- **QUOTED PASSAGE**
········

According to Johnson, the Vesey insurrection was not a slave organized event, but one of hysteria created by political actors seeking office who needed a bit of gravitas to launch their agenda against others. The United States Supreme Court criticized the South Carolina Court for committing legalized murder.(Source: March 11, 2002 issue of The Nation pg. 22)


Why is this important for our students? Black activist in South Carolina have fought to build a statue of Vesey in the city of Charleston. They were met by opposition due to a false notion that Vesey was plotting murder. Vesey was a man of honor and character; he informed others of the inherent wrongs found in America. He discussed God and how America was not a Godly nation due to its actions. There are scholars who disagree with the new interpretation of Vesey and the construction of a public statue. Concord Academy graduate and now Harvard University president, Drew Gilpin Faust, noted that “I have problems with finding heroism as the purpose of history.” It appears that her perspective is one of not turning heroism into history. Though she seems to favor this new interpretation, it is hard to tell if she favors this statue, which you can read about here.

I am most excited about this because I have elected to spend time this fall having my students look at various interpretations of slave historiography. A book that I placed on our summer reading is Confessions of Nat Turner. I will blog about that work and how I intend to use it. This work should create a great deal of debate among my students. If they elected not to read William Styron’s fictional work, I have already edited key points from it as a comparison to the historiography. Also, having students compare the treatment of Vesey in older texts to that in recent ones is a great exercise in how history is not static, but often a changing discipline. As I shared with a few members in my department, our Nation of Nations text (6th edition) paints one image of Vesey on pages 307 and 363, while our new text America’s History (8th edition) paints the most updated historiography on page 401.

········

Source data:
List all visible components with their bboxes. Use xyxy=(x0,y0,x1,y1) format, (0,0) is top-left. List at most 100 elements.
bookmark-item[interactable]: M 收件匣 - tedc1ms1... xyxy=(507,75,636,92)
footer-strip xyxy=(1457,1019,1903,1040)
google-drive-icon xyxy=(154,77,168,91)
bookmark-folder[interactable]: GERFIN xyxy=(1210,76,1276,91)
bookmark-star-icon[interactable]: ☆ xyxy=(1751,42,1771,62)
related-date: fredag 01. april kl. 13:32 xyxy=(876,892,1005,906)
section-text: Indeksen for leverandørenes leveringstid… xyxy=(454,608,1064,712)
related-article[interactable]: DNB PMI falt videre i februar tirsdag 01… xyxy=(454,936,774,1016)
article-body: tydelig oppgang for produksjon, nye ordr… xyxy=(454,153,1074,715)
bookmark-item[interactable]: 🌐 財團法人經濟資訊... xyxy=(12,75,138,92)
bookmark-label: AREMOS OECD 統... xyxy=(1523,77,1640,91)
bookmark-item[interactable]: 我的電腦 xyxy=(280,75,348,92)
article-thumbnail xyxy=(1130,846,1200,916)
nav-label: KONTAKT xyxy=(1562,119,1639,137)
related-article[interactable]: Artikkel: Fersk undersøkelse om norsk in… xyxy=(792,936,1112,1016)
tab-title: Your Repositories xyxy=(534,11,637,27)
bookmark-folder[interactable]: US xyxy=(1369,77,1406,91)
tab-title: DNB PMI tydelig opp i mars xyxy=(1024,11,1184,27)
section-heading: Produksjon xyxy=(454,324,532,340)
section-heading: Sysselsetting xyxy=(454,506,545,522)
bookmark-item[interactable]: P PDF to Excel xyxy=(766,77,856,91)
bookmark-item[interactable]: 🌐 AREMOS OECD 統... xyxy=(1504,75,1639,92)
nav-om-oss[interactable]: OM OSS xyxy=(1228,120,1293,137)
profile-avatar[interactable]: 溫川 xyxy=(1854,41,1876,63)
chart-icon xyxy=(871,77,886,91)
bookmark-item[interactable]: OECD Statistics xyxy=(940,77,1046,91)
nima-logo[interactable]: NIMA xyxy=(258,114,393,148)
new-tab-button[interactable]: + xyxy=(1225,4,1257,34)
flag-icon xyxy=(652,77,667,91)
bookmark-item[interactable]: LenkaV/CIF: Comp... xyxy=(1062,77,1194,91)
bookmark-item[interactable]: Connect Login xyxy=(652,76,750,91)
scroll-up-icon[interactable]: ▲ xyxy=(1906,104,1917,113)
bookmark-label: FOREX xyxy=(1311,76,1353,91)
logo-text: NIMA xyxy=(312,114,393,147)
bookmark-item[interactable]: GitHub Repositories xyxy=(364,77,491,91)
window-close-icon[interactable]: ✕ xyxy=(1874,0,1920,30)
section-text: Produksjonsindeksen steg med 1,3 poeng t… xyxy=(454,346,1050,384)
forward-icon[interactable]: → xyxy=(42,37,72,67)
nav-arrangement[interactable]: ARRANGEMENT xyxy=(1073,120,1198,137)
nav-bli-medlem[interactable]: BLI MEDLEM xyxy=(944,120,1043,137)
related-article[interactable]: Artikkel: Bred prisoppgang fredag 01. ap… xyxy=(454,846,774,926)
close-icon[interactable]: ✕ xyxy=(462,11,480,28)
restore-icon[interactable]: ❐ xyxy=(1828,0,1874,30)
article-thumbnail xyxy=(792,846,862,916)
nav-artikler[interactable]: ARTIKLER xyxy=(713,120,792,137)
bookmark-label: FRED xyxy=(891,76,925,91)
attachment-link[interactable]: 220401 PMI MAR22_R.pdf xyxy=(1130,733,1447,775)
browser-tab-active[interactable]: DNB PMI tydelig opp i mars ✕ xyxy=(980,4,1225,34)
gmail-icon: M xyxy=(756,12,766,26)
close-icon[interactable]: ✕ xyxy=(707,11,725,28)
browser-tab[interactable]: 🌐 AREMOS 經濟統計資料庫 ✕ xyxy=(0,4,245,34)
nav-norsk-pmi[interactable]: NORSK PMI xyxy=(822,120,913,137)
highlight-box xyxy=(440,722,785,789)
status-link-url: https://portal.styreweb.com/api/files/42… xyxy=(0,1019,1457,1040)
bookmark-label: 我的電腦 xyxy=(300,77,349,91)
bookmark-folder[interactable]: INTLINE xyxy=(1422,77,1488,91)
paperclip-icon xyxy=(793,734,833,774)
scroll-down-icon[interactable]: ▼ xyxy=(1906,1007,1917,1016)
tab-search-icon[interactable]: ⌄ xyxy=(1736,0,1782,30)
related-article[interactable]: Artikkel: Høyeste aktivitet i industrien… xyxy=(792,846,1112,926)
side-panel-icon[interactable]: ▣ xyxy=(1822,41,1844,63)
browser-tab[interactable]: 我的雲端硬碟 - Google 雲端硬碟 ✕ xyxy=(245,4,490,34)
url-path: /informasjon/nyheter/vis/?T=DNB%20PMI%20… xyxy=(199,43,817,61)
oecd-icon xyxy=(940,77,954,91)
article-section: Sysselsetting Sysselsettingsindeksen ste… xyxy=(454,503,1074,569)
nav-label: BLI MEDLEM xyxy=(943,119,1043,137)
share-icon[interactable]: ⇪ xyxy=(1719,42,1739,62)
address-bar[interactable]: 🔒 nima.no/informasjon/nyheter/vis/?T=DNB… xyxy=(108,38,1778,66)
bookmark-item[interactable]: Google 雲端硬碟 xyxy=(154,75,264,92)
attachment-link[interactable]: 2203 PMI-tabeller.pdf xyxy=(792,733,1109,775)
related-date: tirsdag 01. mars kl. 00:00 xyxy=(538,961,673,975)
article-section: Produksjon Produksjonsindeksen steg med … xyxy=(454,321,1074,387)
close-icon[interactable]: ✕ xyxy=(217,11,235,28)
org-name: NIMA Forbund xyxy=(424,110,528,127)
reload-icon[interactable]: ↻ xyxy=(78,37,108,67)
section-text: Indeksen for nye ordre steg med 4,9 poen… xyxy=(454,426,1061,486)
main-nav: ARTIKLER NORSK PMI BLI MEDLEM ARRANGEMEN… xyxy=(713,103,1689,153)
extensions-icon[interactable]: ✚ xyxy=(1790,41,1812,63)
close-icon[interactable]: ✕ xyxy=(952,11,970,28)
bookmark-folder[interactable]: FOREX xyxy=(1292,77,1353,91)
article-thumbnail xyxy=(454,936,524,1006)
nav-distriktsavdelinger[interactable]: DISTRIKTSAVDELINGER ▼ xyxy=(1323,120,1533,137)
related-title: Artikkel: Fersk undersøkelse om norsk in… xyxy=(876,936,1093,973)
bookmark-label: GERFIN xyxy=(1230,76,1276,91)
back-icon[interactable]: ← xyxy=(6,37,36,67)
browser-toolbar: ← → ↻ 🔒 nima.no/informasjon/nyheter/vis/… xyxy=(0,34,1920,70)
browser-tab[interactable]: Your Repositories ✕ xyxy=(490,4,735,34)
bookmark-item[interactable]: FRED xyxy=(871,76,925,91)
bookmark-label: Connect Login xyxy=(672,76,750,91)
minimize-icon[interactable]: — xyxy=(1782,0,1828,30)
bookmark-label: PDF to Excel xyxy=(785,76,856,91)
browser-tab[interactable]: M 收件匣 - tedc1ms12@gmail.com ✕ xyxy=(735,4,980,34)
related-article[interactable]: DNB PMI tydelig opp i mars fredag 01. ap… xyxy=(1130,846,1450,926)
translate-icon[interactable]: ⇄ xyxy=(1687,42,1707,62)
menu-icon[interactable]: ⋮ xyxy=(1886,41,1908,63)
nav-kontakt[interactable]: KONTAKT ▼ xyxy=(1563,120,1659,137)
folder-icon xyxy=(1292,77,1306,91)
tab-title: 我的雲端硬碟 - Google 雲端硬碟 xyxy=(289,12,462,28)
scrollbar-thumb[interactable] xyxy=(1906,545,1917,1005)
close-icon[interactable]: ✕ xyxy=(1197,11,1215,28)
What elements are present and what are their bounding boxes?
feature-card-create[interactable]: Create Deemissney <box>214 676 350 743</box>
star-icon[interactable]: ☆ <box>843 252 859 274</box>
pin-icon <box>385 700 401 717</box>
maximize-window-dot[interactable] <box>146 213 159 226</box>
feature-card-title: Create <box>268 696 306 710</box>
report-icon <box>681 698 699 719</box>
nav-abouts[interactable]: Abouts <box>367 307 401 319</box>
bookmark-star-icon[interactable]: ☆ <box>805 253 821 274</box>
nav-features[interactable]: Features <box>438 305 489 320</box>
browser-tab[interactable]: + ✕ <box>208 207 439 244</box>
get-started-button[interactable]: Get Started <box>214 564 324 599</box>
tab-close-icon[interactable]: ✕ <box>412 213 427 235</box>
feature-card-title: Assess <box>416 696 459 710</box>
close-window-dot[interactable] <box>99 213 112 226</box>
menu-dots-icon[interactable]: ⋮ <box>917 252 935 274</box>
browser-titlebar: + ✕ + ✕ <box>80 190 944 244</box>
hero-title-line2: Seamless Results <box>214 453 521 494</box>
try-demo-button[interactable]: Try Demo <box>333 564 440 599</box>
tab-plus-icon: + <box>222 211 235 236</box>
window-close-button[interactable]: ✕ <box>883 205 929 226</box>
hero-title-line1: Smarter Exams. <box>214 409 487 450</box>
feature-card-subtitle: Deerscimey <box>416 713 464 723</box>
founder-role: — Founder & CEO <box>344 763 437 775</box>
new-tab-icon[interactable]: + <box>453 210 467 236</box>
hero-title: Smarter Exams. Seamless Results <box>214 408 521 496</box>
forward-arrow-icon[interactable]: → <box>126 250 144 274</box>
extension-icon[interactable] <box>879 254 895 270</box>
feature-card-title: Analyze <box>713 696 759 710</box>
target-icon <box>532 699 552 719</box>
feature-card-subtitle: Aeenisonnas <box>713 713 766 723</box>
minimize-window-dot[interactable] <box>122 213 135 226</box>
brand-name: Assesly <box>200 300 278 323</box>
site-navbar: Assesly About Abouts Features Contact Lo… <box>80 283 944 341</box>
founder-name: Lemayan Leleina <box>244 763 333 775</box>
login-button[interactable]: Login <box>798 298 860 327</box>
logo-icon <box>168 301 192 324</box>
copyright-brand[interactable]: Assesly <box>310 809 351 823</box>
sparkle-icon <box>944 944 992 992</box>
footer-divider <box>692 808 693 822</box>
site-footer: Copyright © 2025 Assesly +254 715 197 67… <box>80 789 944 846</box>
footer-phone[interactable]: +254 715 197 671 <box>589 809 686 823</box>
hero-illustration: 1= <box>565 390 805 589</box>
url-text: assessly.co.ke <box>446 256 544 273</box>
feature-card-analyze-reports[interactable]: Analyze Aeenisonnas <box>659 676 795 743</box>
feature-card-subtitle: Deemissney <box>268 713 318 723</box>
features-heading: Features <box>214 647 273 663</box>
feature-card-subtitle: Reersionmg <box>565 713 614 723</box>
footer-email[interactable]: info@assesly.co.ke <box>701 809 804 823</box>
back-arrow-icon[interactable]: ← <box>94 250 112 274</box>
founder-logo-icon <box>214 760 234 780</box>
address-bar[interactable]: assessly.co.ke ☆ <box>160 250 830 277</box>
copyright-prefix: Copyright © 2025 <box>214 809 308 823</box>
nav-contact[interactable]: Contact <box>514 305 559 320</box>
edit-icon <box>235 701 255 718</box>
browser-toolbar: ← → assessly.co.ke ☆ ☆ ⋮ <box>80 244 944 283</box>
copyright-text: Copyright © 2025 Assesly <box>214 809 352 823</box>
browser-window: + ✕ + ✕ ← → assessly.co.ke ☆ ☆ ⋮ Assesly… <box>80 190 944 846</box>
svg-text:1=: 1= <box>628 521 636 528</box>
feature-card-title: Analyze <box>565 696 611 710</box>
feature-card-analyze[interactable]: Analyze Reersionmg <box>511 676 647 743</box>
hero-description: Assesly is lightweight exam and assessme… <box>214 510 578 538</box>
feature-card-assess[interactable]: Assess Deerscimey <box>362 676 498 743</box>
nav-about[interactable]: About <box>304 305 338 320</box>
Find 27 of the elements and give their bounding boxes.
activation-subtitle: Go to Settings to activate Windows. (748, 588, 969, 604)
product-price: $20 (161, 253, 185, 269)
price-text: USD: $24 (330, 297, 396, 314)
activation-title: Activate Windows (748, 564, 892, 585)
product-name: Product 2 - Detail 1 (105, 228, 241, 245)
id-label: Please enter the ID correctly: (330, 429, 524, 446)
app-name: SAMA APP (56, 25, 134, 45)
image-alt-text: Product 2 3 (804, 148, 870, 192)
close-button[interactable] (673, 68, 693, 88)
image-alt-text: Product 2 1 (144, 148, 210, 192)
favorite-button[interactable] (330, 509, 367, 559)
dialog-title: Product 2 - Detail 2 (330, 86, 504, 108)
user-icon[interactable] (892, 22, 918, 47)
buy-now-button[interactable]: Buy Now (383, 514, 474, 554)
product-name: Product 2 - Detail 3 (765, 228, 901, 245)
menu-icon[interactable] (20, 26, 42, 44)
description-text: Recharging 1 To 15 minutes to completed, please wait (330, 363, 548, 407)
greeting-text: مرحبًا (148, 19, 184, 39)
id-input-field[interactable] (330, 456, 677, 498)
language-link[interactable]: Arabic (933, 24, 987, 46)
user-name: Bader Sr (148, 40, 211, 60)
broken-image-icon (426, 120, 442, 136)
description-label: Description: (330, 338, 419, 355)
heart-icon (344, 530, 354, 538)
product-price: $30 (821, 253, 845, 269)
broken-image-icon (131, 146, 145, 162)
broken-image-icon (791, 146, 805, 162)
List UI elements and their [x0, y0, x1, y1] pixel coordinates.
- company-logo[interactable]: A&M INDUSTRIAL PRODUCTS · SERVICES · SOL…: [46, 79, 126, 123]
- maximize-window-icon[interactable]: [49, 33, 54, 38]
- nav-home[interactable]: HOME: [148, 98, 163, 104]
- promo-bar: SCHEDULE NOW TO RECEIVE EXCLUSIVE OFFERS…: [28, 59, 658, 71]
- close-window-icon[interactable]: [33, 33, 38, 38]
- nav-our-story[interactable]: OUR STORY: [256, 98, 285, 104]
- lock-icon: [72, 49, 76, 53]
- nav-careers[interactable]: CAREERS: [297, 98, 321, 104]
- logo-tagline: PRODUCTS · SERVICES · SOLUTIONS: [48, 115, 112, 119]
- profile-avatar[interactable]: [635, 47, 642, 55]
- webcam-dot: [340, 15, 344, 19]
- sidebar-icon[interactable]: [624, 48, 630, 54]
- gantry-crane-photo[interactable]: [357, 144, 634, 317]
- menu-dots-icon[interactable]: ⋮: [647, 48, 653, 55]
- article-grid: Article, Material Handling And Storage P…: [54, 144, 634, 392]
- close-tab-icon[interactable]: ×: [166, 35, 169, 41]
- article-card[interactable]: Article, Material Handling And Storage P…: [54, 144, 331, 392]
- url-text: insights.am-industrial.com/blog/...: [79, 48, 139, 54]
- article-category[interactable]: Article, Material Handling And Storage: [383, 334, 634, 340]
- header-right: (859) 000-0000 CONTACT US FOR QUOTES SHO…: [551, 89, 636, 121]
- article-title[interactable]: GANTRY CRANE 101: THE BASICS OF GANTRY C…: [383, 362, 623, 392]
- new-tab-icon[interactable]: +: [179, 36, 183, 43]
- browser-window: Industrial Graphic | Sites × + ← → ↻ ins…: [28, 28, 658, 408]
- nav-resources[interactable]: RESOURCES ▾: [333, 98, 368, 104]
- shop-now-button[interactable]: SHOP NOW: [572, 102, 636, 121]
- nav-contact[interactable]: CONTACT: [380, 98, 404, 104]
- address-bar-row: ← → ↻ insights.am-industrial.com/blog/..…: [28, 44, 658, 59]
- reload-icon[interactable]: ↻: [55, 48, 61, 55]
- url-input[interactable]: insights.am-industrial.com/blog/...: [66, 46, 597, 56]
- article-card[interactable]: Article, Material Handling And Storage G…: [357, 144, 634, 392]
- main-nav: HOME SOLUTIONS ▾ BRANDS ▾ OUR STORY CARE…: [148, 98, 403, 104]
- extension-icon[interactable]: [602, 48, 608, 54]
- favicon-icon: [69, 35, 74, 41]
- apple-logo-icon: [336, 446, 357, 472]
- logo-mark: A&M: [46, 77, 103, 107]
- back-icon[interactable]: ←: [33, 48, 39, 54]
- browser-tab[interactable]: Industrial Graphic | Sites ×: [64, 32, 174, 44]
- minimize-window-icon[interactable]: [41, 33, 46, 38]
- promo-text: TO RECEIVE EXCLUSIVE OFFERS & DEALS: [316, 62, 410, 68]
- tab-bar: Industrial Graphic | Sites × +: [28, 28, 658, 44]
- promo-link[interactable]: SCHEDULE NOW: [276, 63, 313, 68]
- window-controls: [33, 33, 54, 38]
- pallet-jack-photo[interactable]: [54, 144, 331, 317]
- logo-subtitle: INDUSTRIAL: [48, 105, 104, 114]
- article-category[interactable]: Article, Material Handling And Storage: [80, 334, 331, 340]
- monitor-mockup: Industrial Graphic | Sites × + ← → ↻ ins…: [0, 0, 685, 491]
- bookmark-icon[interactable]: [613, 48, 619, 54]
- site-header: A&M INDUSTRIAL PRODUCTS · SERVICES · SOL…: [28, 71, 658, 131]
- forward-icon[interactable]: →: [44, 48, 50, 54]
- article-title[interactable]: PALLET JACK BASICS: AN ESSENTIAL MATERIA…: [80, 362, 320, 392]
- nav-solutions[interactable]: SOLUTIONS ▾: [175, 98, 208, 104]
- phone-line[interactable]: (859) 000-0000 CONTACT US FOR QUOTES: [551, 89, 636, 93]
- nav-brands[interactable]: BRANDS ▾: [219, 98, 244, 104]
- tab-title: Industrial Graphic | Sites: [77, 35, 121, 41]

········

Set down the full passage on Vesey word for word. These items were taken from a separate source.

- **THE OUTPUT**
According to Johnson, the Vesey insurrection was not a slave organized event, but one of hysteria created by political actors seeking office who needed a bit of gravitas to launch their agenda against others. The United States Supreme Court criticized the South Carolina Court for committing legalized murder.(Source: March 11, 2002 issue of The Nation pg. 22)


Why is this important for our students? Black activist in South Carolina have fought to build a statue of Vesey in the city of Charleston. They were met by opposition due to a false notion that Vesey was plotting murder. Vesey was a man of honor and character; he informed others of the inherent wrongs found in America. He discussed God and how America was not a Godly nation due to its actions. There are scholars who disagree with the new interpretation of Vesey and the construction of a public statue. Concord Academy graduate and now Harvard University president, Drew Gilpin Faust, noted that “I have problems with finding heroism as the purpose of history.” It appears that her perspective is one of not turning heroism into history. Though she seems to favor this new interpretation, it is hard to tell if she favors this statue, which you can read about here.

I am most excited about this because I have elected to spend time this fall having my students look at various interpretations of slave historiography. A book that I placed on our summer reading is Confessions of Nat Turner. I will blog about that work and how I intend to use it. This work should create a great deal of debate among my students. If they elected not to read William Styron’s fictional work, I have already edited key points from it as a comparison to the historiography. Also, having students compare the treatment of Vesey in older texts to that in recent ones is a great exercise in how history is not static, but often a changing discipline. As I shared with a few members in my department, our Nation of Nations text (6th edition) paints one image of Vesey on pages 307 and 363, while our new text America’s History (8th edition) paints the most updated historiography on page 401.